= INSTRUCTIONS FOR THE TASK =
Tally how many lines include "вами". The number is the whole answer.

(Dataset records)
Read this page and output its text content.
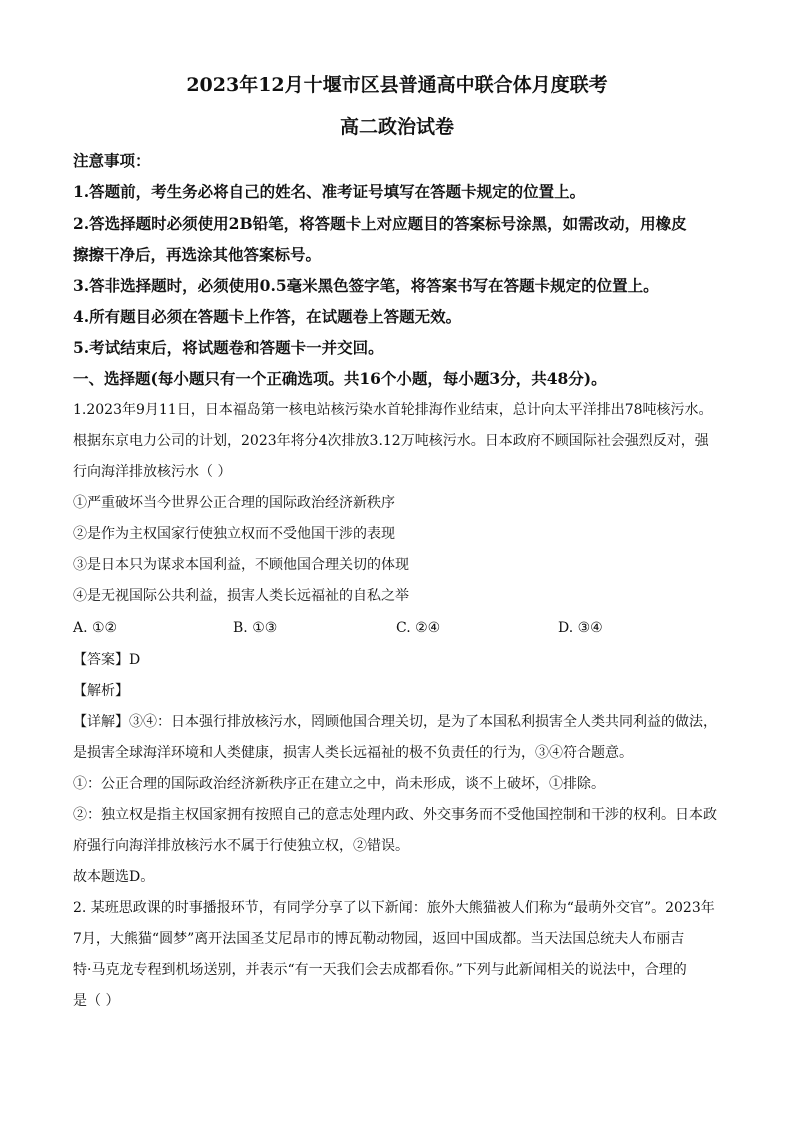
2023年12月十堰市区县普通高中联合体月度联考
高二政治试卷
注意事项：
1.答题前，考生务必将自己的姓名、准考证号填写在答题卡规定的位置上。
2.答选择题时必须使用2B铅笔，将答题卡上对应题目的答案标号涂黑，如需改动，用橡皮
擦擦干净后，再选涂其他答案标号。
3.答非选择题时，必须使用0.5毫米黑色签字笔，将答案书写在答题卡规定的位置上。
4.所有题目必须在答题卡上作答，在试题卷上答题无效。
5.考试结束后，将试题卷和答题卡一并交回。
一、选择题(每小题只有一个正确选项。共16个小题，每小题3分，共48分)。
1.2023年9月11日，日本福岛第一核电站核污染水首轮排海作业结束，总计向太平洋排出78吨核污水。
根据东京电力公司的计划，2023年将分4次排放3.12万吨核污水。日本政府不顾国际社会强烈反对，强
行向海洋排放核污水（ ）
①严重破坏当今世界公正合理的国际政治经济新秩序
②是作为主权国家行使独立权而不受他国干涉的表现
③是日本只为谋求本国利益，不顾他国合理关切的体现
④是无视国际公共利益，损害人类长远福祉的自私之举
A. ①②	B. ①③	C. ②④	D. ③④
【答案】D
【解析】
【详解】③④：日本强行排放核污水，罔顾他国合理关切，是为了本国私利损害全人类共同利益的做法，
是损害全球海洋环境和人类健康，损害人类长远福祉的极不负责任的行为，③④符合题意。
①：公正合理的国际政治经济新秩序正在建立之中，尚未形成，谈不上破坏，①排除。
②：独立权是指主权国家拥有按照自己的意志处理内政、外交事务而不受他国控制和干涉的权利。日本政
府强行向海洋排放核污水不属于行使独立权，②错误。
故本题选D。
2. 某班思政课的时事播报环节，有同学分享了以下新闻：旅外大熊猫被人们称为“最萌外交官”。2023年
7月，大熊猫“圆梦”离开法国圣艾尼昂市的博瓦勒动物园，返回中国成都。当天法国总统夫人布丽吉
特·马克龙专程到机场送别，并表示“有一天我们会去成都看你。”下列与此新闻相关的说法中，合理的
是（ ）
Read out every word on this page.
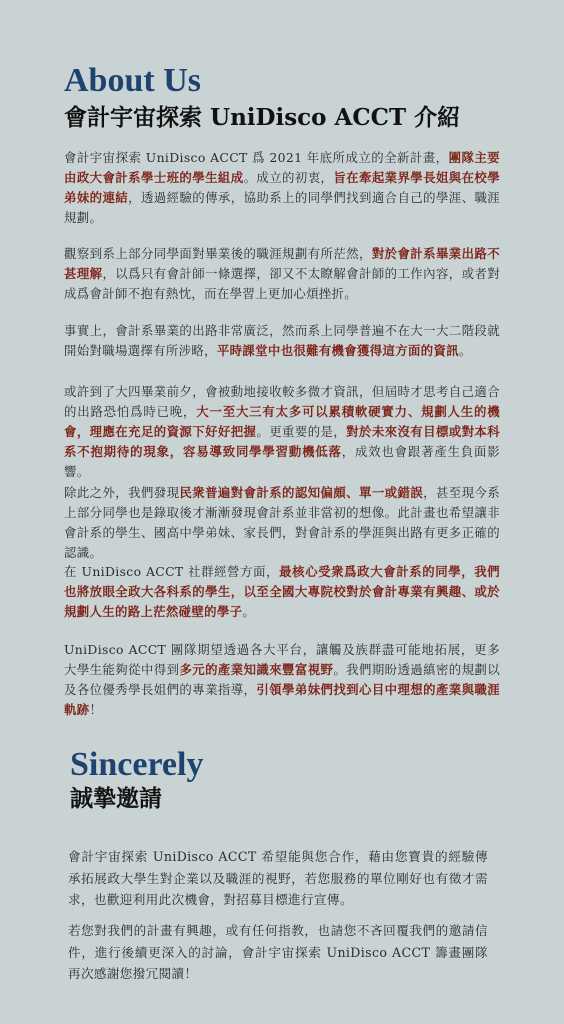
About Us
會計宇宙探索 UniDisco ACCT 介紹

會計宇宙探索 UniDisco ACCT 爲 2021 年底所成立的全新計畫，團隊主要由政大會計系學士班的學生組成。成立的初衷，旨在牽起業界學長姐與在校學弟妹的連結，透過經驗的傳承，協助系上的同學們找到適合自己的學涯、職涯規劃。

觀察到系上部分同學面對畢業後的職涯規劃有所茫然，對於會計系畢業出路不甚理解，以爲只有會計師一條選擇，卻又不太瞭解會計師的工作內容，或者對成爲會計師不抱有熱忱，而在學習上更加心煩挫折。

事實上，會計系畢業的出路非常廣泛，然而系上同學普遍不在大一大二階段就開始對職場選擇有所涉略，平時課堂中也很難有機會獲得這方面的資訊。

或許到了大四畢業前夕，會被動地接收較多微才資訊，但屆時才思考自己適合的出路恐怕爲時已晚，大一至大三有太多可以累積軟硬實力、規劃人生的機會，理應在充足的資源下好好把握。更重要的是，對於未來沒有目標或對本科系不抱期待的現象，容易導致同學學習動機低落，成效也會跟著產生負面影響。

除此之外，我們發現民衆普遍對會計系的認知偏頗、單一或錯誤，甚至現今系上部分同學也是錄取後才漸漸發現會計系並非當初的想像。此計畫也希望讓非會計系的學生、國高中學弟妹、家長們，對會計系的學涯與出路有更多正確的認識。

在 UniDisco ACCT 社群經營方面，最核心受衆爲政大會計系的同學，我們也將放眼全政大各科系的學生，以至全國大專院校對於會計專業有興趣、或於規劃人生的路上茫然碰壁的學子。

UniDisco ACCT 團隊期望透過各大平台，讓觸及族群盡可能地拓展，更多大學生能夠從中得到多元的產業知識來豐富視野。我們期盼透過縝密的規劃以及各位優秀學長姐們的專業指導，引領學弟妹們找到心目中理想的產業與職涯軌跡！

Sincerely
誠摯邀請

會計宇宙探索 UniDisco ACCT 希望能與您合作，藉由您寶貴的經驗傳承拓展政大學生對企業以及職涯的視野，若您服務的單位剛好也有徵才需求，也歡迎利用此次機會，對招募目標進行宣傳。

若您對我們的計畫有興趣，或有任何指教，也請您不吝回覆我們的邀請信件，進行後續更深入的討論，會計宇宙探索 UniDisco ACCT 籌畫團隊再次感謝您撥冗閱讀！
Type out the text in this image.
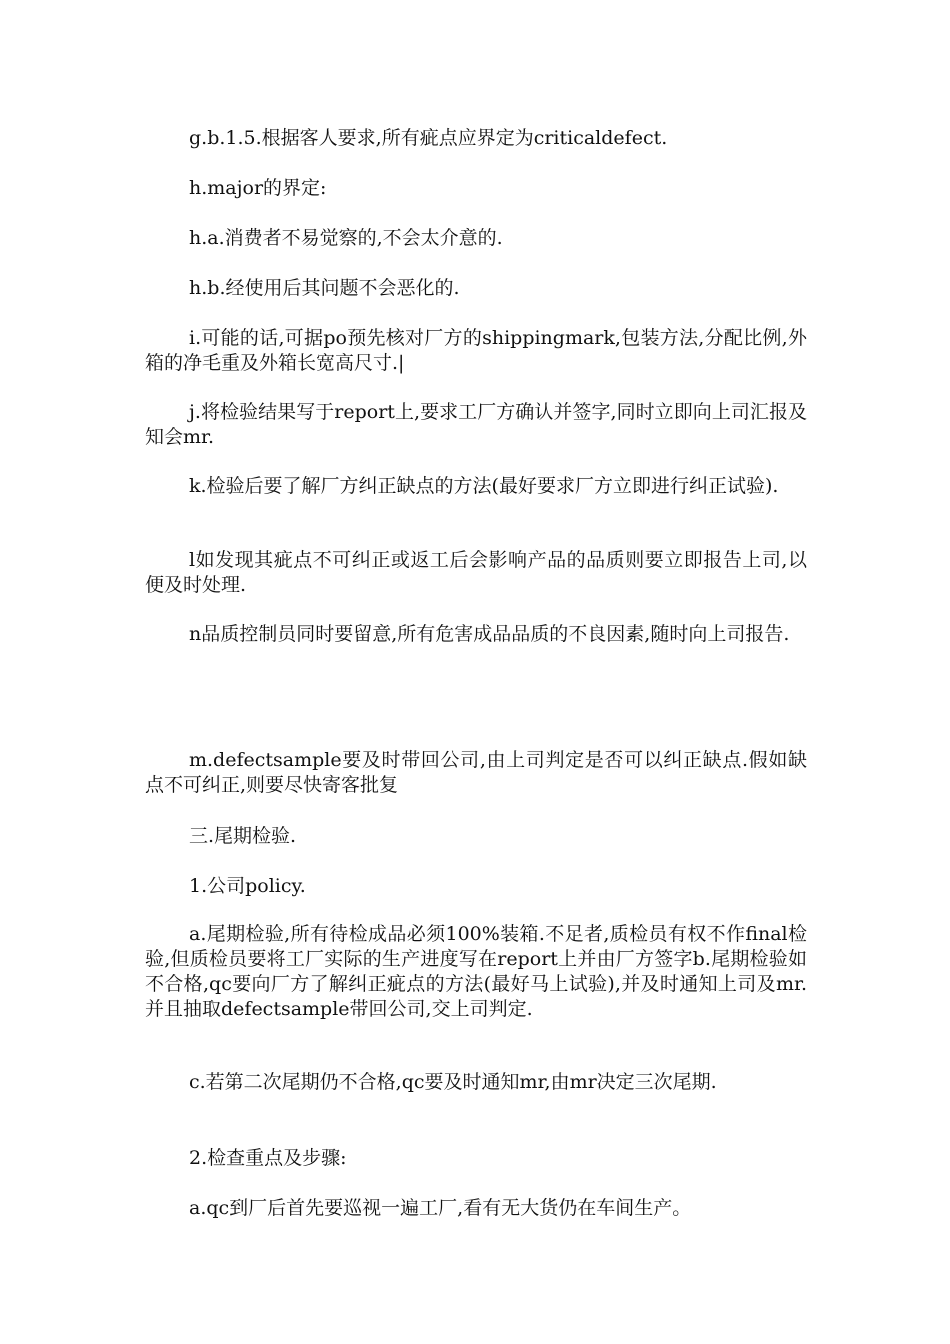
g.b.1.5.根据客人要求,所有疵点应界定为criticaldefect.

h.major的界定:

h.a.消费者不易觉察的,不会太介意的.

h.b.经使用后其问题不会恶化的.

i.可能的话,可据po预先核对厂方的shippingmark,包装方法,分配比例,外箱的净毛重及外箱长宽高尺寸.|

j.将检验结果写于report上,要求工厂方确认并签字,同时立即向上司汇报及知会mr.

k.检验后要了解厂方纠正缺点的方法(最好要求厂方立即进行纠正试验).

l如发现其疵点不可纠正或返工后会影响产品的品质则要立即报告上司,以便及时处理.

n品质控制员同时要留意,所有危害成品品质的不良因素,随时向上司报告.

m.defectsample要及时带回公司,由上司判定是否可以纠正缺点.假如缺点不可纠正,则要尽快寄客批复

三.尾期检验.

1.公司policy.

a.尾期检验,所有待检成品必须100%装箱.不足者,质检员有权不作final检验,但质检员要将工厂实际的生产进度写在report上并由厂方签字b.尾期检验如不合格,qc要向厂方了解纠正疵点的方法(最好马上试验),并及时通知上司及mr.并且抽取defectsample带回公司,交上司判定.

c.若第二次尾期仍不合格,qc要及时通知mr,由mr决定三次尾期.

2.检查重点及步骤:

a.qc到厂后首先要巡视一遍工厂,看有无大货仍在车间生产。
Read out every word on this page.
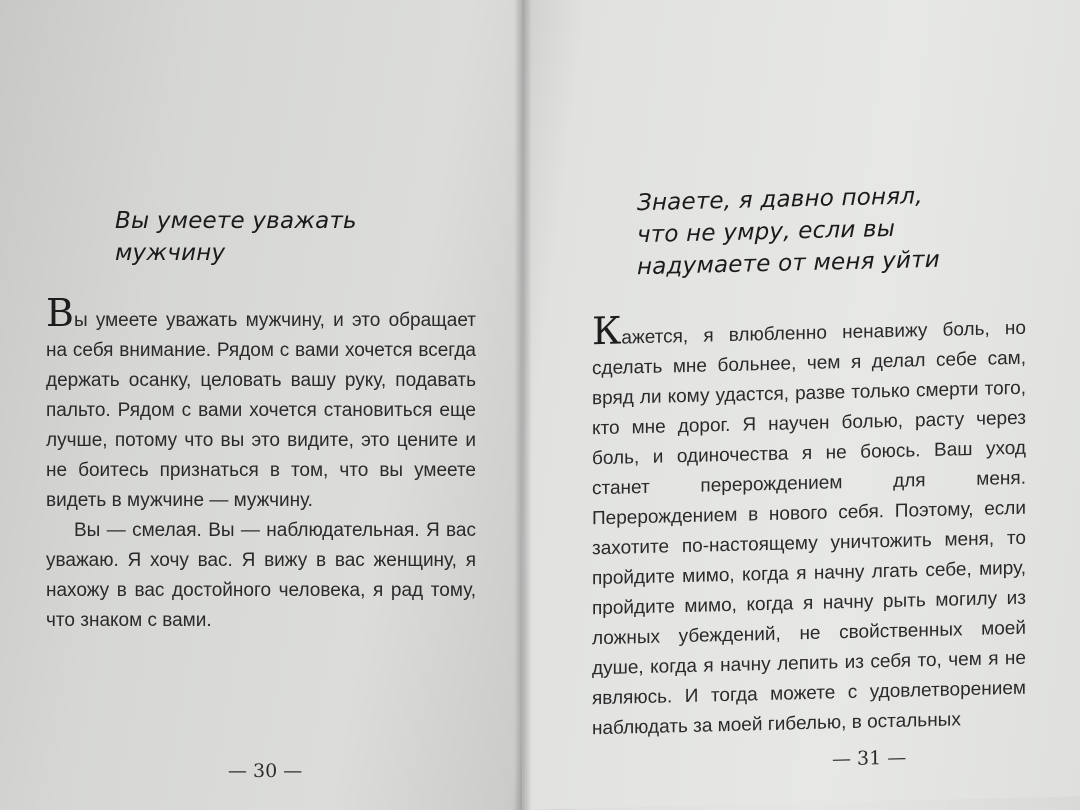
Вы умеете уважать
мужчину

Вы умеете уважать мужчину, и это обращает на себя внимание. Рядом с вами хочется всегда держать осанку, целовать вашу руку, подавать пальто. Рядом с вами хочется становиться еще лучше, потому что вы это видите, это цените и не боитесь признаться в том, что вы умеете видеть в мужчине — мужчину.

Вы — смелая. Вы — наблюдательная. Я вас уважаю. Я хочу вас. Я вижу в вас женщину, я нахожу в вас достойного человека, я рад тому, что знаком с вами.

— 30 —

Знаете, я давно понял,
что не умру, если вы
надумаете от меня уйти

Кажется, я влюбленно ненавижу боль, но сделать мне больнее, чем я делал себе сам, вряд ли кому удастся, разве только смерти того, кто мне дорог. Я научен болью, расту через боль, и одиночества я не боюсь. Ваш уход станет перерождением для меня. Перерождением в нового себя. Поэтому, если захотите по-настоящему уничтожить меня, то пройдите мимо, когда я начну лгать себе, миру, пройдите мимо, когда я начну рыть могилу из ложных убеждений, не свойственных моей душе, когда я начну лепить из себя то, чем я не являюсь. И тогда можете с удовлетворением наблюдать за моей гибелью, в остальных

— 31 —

= FINAL ANSWER =
2